# Exercise brief:
Find each line with the string "الله" and copy it.

Saved entries
·····
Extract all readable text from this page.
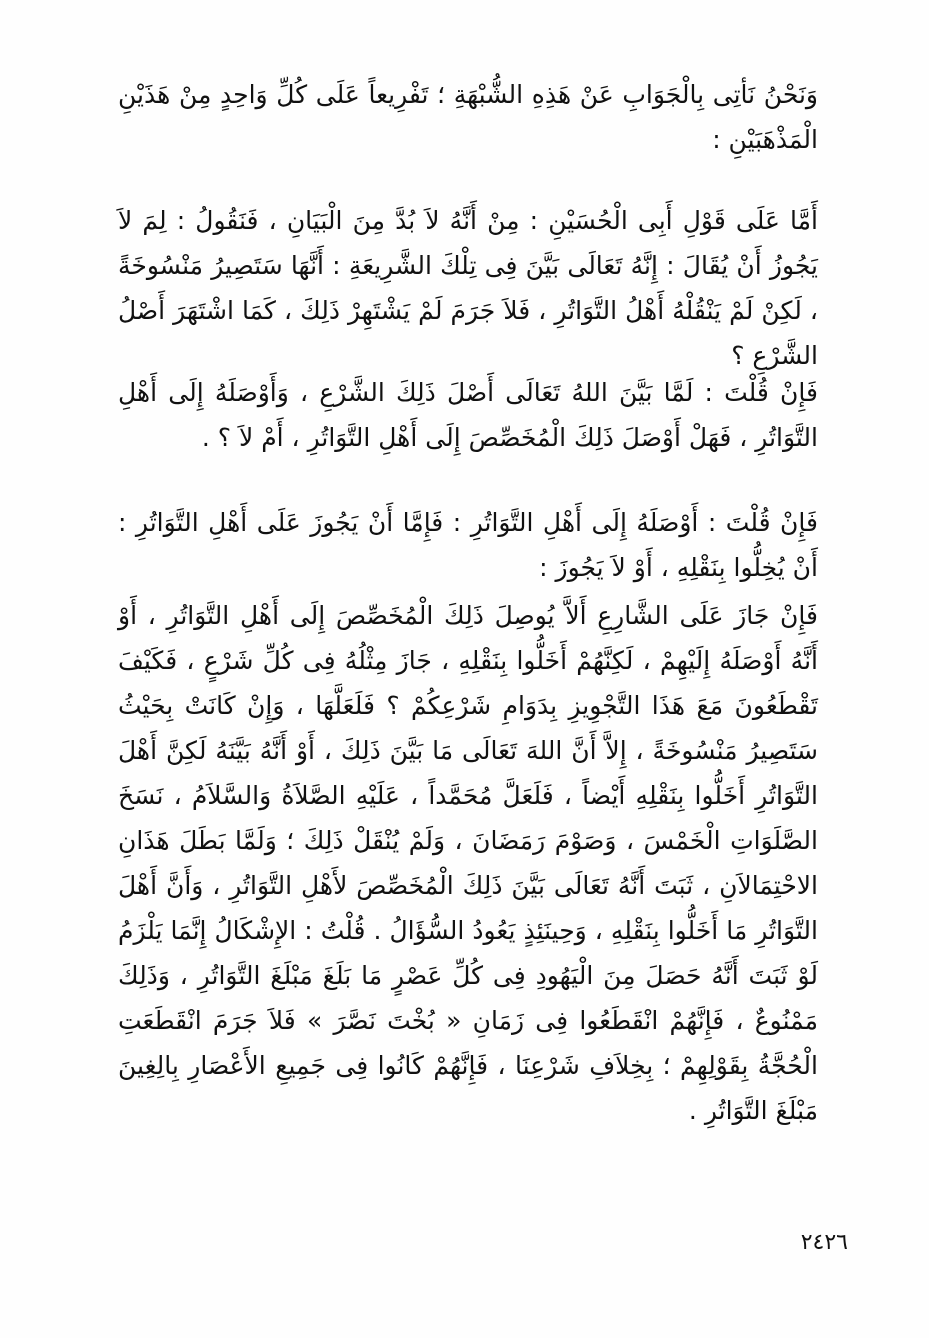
وَنَحْنُ نَأتِى بِالْجَوَابِ عَنْ هَذِهِ الشُّبْهَةِ ؛ تَفْرِيعاً عَلَى كُلِّ وَاحِدٍ مِنْ هَذَيْنِ الْمَذْهَبَيْنِ :

أَمَّا عَلَى قَوْلِ أَبِى الْحُسَيْنِ : مِنْ أَنَّهُ لاَ بُدَّ مِنَ الْبَيَانِ ، فَنَقُولُ : لِمَ لاَ يَجُوزُ أَنْ يُقَالَ : إِنَّهُ تَعَالَى بَيَّنَ فِى تِلْكَ الشَّرِيعَةِ : أَنَّهَا سَتَصِيرُ مَنْسُوخَةً ، لَكِنْ لَمْ يَنْقُلْهُ أَهْلُ التَّوَاتُرِ ، فَلاَ جَرَمَ لَمْ يَشْتَهِرْ ذَلِكَ ، كَمَا اشْتَهَرَ أَصْلُ الشَّرْعِ ؟

فَإِنْ قُلْتَ : لَمَّا بَيَّنَ اللهُ تَعَالَى أَصْلَ ذَلِكَ الشَّرْعِ ، وَأَوْصَلَهُ إِلَى أَهْلِ التَّوَاتُرِ ، فَهَلْ أَوْصَلَ ذَلِكَ الْمُخَصِّصَ إِلَى أَهْلِ التَّوَاتُرِ ، أَمْ لاَ ؟ .

فَإِنْ قُلْتَ : أَوْصَلَهُ إِلَى أَهْلِ التَّوَاتُرِ : فَإِمَّا أَنْ يَجُوزَ عَلَى أَهْلِ التَّوَاتُرِ : أَنْ يُخِلُّوا بِنَقْلِهِ ، أَوْ لاَ يَجُوزَ :

فَإِنْ جَازَ عَلَى الشَّارِعِ أَلاَّ يُوصِلَ ذَلِكَ الْمُخَصِّصَ إِلَى أَهْلِ التَّوَاتُرِ ، أَوْ أَنَّهُ أَوْصَلَهُ إِلَيْهِمْ ، لَكِنَّهُمْ أَخَلُّوا بِنَقْلِهِ ، جَازَ مِثْلُهُ فِى كُلِّ شَرْعٍ ، فَكَيْفَ تَقْطَعُونَ مَعَ هَذَا التَّجْوِيزِ بِدَوَامِ شَرْعِكُمْ ؟ فَلَعَلَّهَا ، وَإِنْ كَانَتْ بِحَيْثُ سَتَصِيرُ مَنْسُوخَةً ، إِلاَّ أَنَّ اللهَ تَعَالَى مَا بَيَّنَ ذَلِكَ ، أَوْ أَنَّهُ بَيَّنَهُ لَكِنَّ أَهْلَ التَّوَاتُرِ أَخَلُّوا بِنَقْلِهِ أَيْضاً ، فَلَعَلَّ مُحَمَّداً ، عَلَيْهِ الصَّلاَةُ وَالسَّلاَمُ ، نَسَخَ الصَّلَوَاتِ الْخَمْسَ ، وَصَوْمَ رَمَضَانَ ، وَلَمْ يُنْقَلْ ذَلِكَ ؛ وَلَمَّا بَطَلَ هَذَانِ الاحْتِمَالاَنِ ، ثَبَتَ أَنَّهُ تَعَالَى بَيَّنَ ذَلِكَ الْمُخَصِّصَ لأَهْلِ التَّوَاتُرِ ، وَأَنَّ أَهْلَ التَّوَاتُرِ مَا أَخَلُّوا بِنَقْلِهِ ، وَحِينَئِذٍ يَعُودُ السُّؤَالُ . قُلْتُ : الإِشْكَالُ إِنَّمَا يَلْزَمُ لَوْ ثَبَتَ أَنَّهُ حَصَلَ مِنَ الْيَهُودِ فِى كُلِّ عَصْرٍ مَا بَلَغَ مَبْلَغَ التَّوَاتُرِ ، وَذَلِكَ مَمْنُوعٌ ، فَإِنَّهُمْ انْقَطَعُوا فِى زَمَانِ « بُخْتَ نَصَّرَ » فَلاَ جَرَمَ انْقَطَعَتِ الْحُجَّةُ بِقَوْلِهِمْ ؛ بِخِلاَفِ شَرْعِنَا ، فَإِنَّهُمْ كَانُوا فِى جَمِيعِ الأَعْصَارِ بِالِغِينَ مَبْلَغَ التَّوَاتُرِ .

٢٤٢٦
·····
# In response:
فَإِنْ قُلْتَ : لَمَّا بَيَّنَ اللهُ تَعَالَى أَصْلَ ذَلِكَ الشَّرْعِ ، وَأَوْصَلَهُ إِلَى أَهْلِ التَّوَاتُرِ ، فَهَلْ أَوْصَلَ ذَلِكَ الْمُخَصِّصَ إِلَى أَهْلِ التَّوَاتُرِ ، أَمْ لاَ ؟ .
فَإِنْ جَازَ عَلَى الشَّارِعِ أَلاَّ يُوصِلَ ذَلِكَ الْمُخَصِّصَ إِلَى أَهْلِ التَّوَاتُرِ ، أَوْ أَنَّهُ أَوْصَلَهُ إِلَيْهِمْ ، لَكِنَّهُمْ أَخَلُّوا بِنَقْلِهِ ، جَازَ مِثْلُهُ فِى كُلِّ شَرْعٍ ، فَكَيْفَ تَقْطَعُونَ مَعَ هَذَا التَّجْوِيزِ بِدَوَامِ شَرْعِكُمْ ؟ فَلَعَلَّهَا ، وَإِنْ كَانَتْ بِحَيْثُ سَتَصِيرُ مَنْسُوخَةً ، إِلاَّ أَنَّ اللهَ تَعَالَى مَا بَيَّنَ ذَلِكَ ، أَوْ أَنَّهُ بَيَّنَهُ لَكِنَّ أَهْلَ التَّوَاتُرِ أَخَلُّوا بِنَقْلِهِ أَيْضاً ، فَلَعَلَّ مُحَمَّداً ، عَلَيْهِ الصَّلاَةُ وَالسَّلاَمُ ، نَسَخَ الصَّلَوَاتِ الْخَمْسَ ، وَصَوْمَ رَمَضَانَ ، وَلَمْ يُنْقَلْ ذَلِكَ ؛ وَلَمَّا بَطَلَ هَذَانِ الاحْتِمَالاَنِ ، ثَبَتَ أَنَّهُ تَعَالَى بَيَّنَ ذَلِكَ الْمُخَصِّصَ لأَهْلِ التَّوَاتُرِ ، وَأَنَّ أَهْلَ التَّوَاتُرِ مَا أَخَلُّوا بِنَقْلِهِ ، وَحِينَئِذٍ يَعُودُ السُّؤَالُ . قُلْتُ : الإِشْكَالُ إِنَّمَا يَلْزَمُ لَوْ ثَبَتَ أَنَّهُ حَصَلَ مِنَ الْيَهُودِ فِى كُلِّ عَصْرٍ مَا بَلَغَ مَبْلَغَ التَّوَاتُرِ ، وَذَلِكَ مَمْنُوعٌ ، فَإِنَّهُمْ انْقَطَعُوا فِى زَمَانِ « بُخْتَ نَصَّرَ » فَلاَ جَرَمَ انْقَطَعَتِ الْحُجَّةُ بِقَوْلِهِمْ ؛ بِخِلاَفِ شَرْعِنَا ، فَإِنَّهُمْ كَانُوا فِى جَمِيعِ الأَعْصَارِ بِالِغِينَ مَبْلَغَ التَّوَاتُرِ .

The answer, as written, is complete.